§ **To do**
Copy the data word for word, keeping every line.

§ **Material for this exercise**
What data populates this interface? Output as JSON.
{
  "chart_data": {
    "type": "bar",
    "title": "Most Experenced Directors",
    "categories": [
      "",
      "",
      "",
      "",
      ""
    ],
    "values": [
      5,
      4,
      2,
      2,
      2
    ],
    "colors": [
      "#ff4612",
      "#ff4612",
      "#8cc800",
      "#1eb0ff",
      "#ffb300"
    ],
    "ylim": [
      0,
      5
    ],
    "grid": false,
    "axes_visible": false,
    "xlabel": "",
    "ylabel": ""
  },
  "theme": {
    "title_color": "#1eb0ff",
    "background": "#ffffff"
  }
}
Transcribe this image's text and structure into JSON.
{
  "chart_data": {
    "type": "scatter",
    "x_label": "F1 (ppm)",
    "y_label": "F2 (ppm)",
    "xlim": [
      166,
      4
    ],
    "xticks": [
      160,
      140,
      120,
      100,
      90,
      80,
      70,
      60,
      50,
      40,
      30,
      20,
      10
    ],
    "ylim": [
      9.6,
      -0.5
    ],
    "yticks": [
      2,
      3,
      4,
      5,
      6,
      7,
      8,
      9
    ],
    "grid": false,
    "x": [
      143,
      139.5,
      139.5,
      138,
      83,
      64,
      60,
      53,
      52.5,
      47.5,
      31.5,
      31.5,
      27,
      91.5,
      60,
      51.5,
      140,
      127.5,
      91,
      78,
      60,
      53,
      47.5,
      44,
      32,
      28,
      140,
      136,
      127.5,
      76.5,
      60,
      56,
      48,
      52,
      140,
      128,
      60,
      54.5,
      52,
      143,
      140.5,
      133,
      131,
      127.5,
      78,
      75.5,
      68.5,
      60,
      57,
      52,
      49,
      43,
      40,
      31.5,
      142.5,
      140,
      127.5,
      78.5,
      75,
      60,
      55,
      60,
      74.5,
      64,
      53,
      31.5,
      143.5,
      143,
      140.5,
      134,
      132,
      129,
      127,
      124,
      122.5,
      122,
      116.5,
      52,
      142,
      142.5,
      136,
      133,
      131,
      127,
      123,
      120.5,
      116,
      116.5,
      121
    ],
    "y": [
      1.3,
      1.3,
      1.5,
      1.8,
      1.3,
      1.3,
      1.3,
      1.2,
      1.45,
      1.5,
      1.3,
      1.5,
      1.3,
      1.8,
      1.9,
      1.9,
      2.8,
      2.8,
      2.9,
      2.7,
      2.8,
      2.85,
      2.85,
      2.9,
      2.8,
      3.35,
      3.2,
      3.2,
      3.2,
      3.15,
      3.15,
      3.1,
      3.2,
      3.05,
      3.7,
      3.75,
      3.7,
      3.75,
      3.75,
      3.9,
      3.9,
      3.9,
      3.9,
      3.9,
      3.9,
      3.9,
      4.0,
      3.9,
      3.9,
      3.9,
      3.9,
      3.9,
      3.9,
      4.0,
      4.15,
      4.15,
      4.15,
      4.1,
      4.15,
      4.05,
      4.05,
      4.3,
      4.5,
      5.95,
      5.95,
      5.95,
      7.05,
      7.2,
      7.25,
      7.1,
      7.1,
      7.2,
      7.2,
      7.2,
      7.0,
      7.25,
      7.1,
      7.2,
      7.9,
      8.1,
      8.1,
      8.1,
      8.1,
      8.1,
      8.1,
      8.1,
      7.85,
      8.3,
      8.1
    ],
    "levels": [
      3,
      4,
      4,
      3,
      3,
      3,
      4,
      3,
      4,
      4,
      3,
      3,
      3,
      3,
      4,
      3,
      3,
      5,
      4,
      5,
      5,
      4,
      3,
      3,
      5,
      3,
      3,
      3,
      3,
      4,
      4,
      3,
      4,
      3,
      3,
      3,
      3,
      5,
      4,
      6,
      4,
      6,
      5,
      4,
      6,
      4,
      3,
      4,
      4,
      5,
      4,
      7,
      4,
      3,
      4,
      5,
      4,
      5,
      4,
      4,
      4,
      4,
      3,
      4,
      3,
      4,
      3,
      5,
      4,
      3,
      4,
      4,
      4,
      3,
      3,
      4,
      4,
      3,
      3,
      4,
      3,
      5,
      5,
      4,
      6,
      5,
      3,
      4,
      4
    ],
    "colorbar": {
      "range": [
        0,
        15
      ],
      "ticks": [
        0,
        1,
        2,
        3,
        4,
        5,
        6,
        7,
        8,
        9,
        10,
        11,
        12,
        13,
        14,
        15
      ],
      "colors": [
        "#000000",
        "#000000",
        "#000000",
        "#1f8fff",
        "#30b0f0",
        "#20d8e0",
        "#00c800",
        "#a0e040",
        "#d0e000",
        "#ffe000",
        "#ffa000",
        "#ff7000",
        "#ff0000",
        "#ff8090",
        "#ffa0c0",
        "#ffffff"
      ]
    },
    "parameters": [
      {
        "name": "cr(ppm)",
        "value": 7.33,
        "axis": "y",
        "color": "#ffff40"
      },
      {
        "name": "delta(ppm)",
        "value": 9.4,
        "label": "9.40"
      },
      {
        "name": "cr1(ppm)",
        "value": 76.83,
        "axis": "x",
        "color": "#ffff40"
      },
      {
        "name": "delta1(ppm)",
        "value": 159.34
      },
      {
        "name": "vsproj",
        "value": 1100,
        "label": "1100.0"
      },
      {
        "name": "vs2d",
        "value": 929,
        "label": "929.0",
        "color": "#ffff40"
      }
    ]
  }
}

§ **Response for this exercise**
What data populates this interface? Output as JSON.
{
  "chart_data": {
    "type": "bar",
    "title": "Most Experenced Directors",
    "categories": [
      "",
      "",
      "",
      "",
      ""
    ],
    "values": [
      5,
      4,
      2,
      2,
      2
    ],
    "colors": [
      "#ff4612",
      "#ff4612",
      "#8cc800",
      "#1eb0ff",
      "#ffb300"
    ],
    "ylim": [
      0,
      5
    ],
    "grid": false,
    "axes_visible": false,
    "xlabel": "",
    "ylabel": ""
  },
  "theme": {
    "title_color": "#1eb0ff",
    "background": "#ffffff"
  }
}
Transcribe this image's text and structure into JSON.
{
  "chart_data": {
    "type": "scatter",
    "x_label": "F1 (ppm)",
    "y_label": "F2 (ppm)",
    "xlim": [
      166,
      4
    ],
    "xticks": [
      160,
      140,
      120,
      100,
      90,
      80,
      70,
      60,
      50,
      40,
      30,
      20,
      10
    ],
    "ylim": [
      9.6,
      -0.5
    ],
    "yticks": [
      2,
      3,
      4,
      5,
      6,
      7,
      8,
      9
    ],
    "grid": false,
    "x": [
      143,
      139.5,
      139.5,
      138,
      83,
      64,
      60,
      53,
      52.5,
      47.5,
      31.5,
      31.5,
      27,
      91.5,
      60,
      51.5,
      140,
      127.5,
      91,
      78,
      60,
      53,
      47.5,
      44,
      32,
      28,
      140,
      136,
      127.5,
      76.5,
      60,
      56,
      48,
      52,
      140,
      128,
      60,
      54.5,
      52,
      143,
      140.5,
      133,
      131,
      127.5,
      78,
      75.5,
      68.5,
      60,
      57,
      52,
      49,
      43,
      40,
      31.5,
      142.5,
      140,
      127.5,
      78.5,
      75,
      60,
      55,
      60,
      74.5,
      64,
      53,
      31.5,
      143.5,
      143,
      140.5,
      134,
      132,
      129,
      127,
      124,
      122.5,
      122,
      116.5,
      52,
      142,
      142.5,
      136,
      133,
      131,
      127,
      123,
      120.5,
      116,
      116.5,
      121
    ],
    "y": [
      1.3,
      1.3,
      1.5,
      1.8,
      1.3,
      1.3,
      1.3,
      1.2,
      1.45,
      1.5,
      1.3,
      1.5,
      1.3,
      1.8,
      1.9,
      1.9,
      2.8,
      2.8,
      2.9,
      2.7,
      2.8,
      2.85,
      2.85,
      2.9,
      2.8,
      3.35,
      3.2,
      3.2,
      3.2,
      3.15,
      3.15,
      3.1,
      3.2,
      3.05,
      3.7,
      3.75,
      3.7,
      3.75,
      3.75,
      3.9,
      3.9,
      3.9,
      3.9,
      3.9,
      3.9,
      3.9,
      4.0,
      3.9,
      3.9,
      3.9,
      3.9,
      3.9,
      3.9,
      4.0,
      4.15,
      4.15,
      4.15,
      4.1,
      4.15,
      4.05,
      4.05,
      4.3,
      4.5,
      5.95,
      5.95,
      5.95,
      7.05,
      7.2,
      7.25,
      7.1,
      7.1,
      7.2,
      7.2,
      7.2,
      7.0,
      7.25,
      7.1,
      7.2,
      7.9,
      8.1,
      8.1,
      8.1,
      8.1,
      8.1,
      8.1,
      8.1,
      7.85,
      8.3,
      8.1
    ],
    "levels": [
      3,
      4,
      4,
      3,
      3,
      3,
      4,
      3,
      4,
      4,
      3,
      3,
      3,
      3,
      4,
      3,
      3,
      5,
      4,
      5,
      5,
      4,
      3,
      3,
      5,
      3,
      3,
      3,
      3,
      4,
      4,
      3,
      4,
      3,
      3,
      3,
      3,
      5,
      4,
      6,
      4,
      6,
      5,
      4,
      6,
      4,
      3,
      4,
      4,
      5,
      4,
      7,
      4,
      3,
      4,
      5,
      4,
      5,
      4,
      4,
      4,
      4,
      3,
      4,
      3,
      4,
      3,
      5,
      4,
      3,
      4,
      4,
      4,
      3,
      3,
      4,
      4,
      3,
      3,
      4,
      3,
      5,
      5,
      4,
      6,
      5,
      3,
      4,
      4
    ],
    "colorbar": {
      "range": [
        0,
        15
      ],
      "ticks": [
        0,
        1,
        2,
        3,
        4,
        5,
        6,
        7,
        8,
        9,
        10,
        11,
        12,
        13,
        14,
        15
      ],
      "colors": [
        "#000000",
        "#000000",
        "#000000",
        "#1f8fff",
        "#30b0f0",
        "#20d8e0",
        "#00c800",
        "#a0e040",
        "#d0e000",
        "#ffe000",
        "#ffa000",
        "#ff7000",
        "#ff0000",
        "#ff8090",
        "#ffa0c0",
        "#ffffff"
      ]
    },
    "parameters": [
      {
        "name": "cr(ppm)",
        "value": 7.33,
        "axis": "y",
        "color": "#ffff40"
      },
      {
        "name": "delta(ppm)",
        "value": 9.4,
        "label": "9.40"
      },
      {
        "name": "cr1(ppm)",
        "value": 76.83,
        "axis": "x",
        "color": "#ffff40"
      },
      {
        "name": "delta1(ppm)",
        "value": 159.34
      },
      {
        "name": "vsproj",
        "value": 1100,
        "label": "1100.0"
      },
      {
        "name": "vs2d",
        "value": 929,
        "label": "929.0",
        "color": "#ffff40"
      }
    ]
  }
}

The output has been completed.